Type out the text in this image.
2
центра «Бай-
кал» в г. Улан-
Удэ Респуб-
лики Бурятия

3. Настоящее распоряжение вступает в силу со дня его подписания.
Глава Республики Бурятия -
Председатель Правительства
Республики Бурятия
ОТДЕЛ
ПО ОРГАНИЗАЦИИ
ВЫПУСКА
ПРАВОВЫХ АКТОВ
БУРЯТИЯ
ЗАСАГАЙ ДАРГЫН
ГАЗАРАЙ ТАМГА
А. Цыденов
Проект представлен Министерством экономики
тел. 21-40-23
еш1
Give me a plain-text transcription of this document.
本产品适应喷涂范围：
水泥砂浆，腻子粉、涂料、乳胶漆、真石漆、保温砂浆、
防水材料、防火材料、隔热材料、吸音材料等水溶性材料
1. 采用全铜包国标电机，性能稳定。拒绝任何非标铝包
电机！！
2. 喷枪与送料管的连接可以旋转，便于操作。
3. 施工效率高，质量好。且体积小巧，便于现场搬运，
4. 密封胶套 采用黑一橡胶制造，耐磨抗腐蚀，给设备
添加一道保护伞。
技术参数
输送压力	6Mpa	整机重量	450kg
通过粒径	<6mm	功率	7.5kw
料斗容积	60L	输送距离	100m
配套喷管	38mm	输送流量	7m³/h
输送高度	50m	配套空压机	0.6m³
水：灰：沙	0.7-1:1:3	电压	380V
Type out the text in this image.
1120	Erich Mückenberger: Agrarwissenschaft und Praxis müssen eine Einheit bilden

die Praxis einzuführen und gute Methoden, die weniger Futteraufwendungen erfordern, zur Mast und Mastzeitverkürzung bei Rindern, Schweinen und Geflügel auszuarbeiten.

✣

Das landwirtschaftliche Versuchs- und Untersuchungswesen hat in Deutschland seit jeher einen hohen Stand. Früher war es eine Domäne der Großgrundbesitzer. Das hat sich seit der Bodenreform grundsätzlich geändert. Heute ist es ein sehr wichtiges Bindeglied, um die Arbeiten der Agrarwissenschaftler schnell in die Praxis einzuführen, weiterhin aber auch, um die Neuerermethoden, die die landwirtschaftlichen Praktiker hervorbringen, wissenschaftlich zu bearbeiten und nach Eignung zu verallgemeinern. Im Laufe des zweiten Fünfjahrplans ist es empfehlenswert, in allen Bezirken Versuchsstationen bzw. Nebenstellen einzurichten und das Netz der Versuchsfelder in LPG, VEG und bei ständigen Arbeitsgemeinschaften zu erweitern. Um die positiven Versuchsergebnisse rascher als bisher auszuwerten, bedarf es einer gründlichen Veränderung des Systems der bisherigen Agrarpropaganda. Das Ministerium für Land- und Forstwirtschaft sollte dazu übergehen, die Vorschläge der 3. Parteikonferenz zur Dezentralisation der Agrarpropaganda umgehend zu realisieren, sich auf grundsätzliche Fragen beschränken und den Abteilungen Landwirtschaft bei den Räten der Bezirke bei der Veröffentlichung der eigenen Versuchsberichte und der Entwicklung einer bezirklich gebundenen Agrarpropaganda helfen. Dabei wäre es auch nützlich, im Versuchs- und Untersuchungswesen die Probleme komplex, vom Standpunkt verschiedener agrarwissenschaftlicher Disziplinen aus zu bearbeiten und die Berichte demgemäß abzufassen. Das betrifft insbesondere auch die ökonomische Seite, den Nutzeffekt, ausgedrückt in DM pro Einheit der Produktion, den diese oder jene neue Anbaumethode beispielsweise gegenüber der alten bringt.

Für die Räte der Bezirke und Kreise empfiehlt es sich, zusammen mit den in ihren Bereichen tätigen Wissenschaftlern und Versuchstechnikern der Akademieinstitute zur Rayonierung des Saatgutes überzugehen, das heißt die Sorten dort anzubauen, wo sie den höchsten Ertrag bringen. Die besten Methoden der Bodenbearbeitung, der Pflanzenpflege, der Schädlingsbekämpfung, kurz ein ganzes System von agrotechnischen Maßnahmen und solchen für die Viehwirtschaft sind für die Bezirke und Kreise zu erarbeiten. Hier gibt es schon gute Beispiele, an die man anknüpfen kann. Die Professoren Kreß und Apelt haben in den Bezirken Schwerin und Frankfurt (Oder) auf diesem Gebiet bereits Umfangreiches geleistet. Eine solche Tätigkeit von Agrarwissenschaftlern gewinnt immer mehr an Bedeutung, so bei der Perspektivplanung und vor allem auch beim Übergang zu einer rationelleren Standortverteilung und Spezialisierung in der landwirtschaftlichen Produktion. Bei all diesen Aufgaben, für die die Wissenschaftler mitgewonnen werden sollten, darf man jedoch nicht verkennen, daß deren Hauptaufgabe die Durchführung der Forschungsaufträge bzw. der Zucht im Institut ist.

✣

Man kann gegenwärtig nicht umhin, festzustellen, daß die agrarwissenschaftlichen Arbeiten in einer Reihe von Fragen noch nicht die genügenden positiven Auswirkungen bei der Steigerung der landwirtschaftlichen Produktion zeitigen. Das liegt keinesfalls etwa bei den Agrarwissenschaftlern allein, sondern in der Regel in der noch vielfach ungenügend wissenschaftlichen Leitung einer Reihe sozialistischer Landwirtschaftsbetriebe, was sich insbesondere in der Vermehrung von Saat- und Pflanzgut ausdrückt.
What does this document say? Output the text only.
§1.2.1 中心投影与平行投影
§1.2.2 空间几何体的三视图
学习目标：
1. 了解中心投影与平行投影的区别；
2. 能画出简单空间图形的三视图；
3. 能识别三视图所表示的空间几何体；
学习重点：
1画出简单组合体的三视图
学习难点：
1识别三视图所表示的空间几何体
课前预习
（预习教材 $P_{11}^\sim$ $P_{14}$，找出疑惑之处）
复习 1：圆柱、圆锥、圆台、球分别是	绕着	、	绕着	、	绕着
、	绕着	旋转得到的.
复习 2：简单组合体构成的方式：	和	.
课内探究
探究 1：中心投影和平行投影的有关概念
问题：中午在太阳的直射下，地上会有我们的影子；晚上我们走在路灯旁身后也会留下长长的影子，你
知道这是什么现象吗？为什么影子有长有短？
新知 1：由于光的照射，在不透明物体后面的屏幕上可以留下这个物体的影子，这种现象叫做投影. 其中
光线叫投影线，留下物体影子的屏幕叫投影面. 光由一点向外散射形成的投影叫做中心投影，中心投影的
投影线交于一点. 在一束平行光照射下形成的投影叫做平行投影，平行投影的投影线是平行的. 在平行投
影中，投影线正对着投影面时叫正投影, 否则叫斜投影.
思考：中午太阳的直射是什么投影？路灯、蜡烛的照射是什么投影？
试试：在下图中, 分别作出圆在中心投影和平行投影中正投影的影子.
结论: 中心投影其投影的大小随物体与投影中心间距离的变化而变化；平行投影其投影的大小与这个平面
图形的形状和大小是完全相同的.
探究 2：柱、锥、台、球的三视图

^^^^^^^^

■ Do this
Search the data above for the string "text" and copy each line that has it.

■ Task result
Type out the text in this image.
Give me a plain-text transcription of this document.
Type out the text in this image.
What does this document say? Output the text only.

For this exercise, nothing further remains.